# SUPPLIED ENTRIES

════════

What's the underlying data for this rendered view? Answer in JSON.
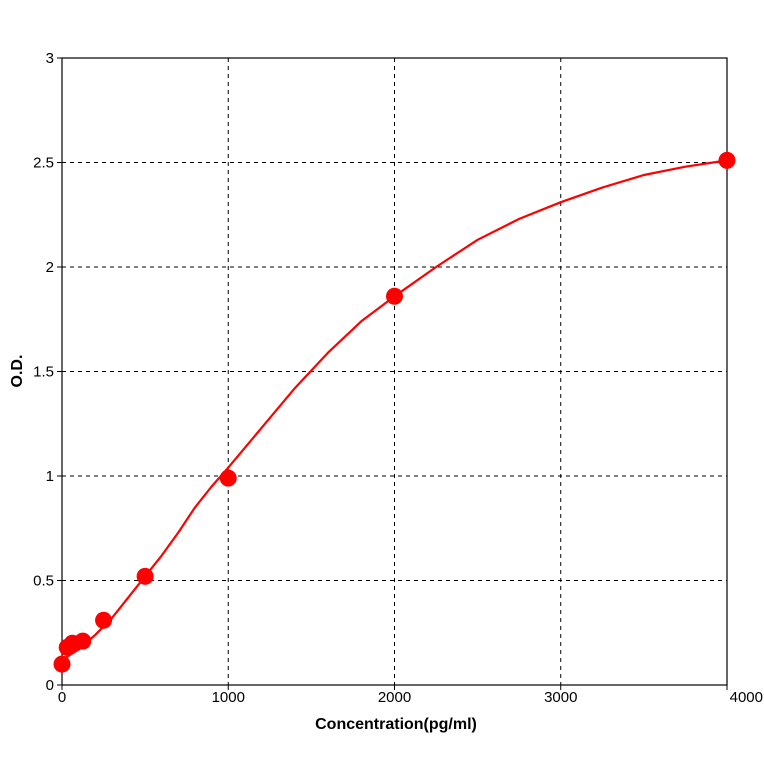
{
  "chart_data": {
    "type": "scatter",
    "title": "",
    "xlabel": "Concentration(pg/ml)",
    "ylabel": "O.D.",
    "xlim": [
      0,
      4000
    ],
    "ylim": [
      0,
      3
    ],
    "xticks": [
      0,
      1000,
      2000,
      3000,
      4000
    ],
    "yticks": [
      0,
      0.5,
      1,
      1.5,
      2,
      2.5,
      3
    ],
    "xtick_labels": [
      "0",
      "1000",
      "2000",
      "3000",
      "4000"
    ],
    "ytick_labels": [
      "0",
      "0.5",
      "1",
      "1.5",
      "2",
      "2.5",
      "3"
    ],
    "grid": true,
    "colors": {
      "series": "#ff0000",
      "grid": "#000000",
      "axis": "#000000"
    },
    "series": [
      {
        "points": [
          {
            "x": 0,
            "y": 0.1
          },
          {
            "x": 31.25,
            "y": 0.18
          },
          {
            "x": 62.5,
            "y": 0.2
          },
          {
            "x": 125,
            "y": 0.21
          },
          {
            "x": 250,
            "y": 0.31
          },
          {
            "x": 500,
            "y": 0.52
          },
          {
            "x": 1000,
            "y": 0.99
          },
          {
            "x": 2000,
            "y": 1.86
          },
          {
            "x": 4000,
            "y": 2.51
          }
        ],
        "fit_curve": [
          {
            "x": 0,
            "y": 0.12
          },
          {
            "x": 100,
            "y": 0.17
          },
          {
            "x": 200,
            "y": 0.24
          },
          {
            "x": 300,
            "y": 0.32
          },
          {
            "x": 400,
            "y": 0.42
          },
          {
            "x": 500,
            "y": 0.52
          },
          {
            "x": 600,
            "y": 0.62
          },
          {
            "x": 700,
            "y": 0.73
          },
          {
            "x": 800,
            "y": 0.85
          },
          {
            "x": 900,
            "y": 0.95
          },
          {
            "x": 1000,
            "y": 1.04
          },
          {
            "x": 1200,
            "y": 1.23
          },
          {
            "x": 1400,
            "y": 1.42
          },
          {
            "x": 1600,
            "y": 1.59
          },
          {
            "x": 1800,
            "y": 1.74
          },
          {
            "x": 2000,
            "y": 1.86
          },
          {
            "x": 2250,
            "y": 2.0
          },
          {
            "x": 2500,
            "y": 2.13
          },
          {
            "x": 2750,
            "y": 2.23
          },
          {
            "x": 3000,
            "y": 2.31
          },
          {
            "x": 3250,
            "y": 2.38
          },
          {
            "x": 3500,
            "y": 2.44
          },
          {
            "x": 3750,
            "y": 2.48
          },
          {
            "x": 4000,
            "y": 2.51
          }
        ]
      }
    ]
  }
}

════════

# YOUR GOAL
Leave out the pictures and output every record above precisely as given.

# RESPONSE TO THIS TASK
What's the underlying data for this rendered view? Answer in JSON.
{
  "chart_data": {
    "type": "scatter",
    "title": "",
    "xlabel": "Concentration(pg/ml)",
    "ylabel": "O.D.",
    "xlim": [
      0,
      4000
    ],
    "ylim": [
      0,
      3
    ],
    "xticks": [
      0,
      1000,
      2000,
      3000,
      4000
    ],
    "yticks": [
      0,
      0.5,
      1,
      1.5,
      2,
      2.5,
      3
    ],
    "xtick_labels": [
      "0",
      "1000",
      "2000",
      "3000",
      "4000"
    ],
    "ytick_labels": [
      "0",
      "0.5",
      "1",
      "1.5",
      "2",
      "2.5",
      "3"
    ],
    "grid": true,
    "colors": {
      "series": "#ff0000",
      "grid": "#000000",
      "axis": "#000000"
    },
    "series": [
      {
        "points": [
          {
            "x": 0,
            "y": 0.1
          },
          {
            "x": 31.25,
            "y": 0.18
          },
          {
            "x": 62.5,
            "y": 0.2
          },
          {
            "x": 125,
            "y": 0.21
          },
          {
            "x": 250,
            "y": 0.31
          },
          {
            "x": 500,
            "y": 0.52
          },
          {
            "x": 1000,
            "y": 0.99
          },
          {
            "x": 2000,
            "y": 1.86
          },
          {
            "x": 4000,
            "y": 2.51
          }
        ],
        "fit_curve": [
          {
            "x": 0,
            "y": 0.12
          },
          {
            "x": 100,
            "y": 0.17
          },
          {
            "x": 200,
            "y": 0.24
          },
          {
            "x": 300,
            "y": 0.32
          },
          {
            "x": 400,
            "y": 0.42
          },
          {
            "x": 500,
            "y": 0.52
          },
          {
            "x": 600,
            "y": 0.62
          },
          {
            "x": 700,
            "y": 0.73
          },
          {
            "x": 800,
            "y": 0.85
          },
          {
            "x": 900,
            "y": 0.95
          },
          {
            "x": 1000,
            "y": 1.04
          },
          {
            "x": 1200,
            "y": 1.23
          },
          {
            "x": 1400,
            "y": 1.42
          },
          {
            "x": 1600,
            "y": 1.59
          },
          {
            "x": 1800,
            "y": 1.74
          },
          {
            "x": 2000,
            "y": 1.86
          },
          {
            "x": 2250,
            "y": 2.0
          },
          {
            "x": 2500,
            "y": 2.13
          },
          {
            "x": 2750,
            "y": 2.23
          },
          {
            "x": 3000,
            "y": 2.31
          },
          {
            "x": 3250,
            "y": 2.38
          },
          {
            "x": 3500,
            "y": 2.44
          },
          {
            "x": 3750,
            "y": 2.48
          },
          {
            "x": 4000,
            "y": 2.51
          }
        ]
      }
    ]
  }
}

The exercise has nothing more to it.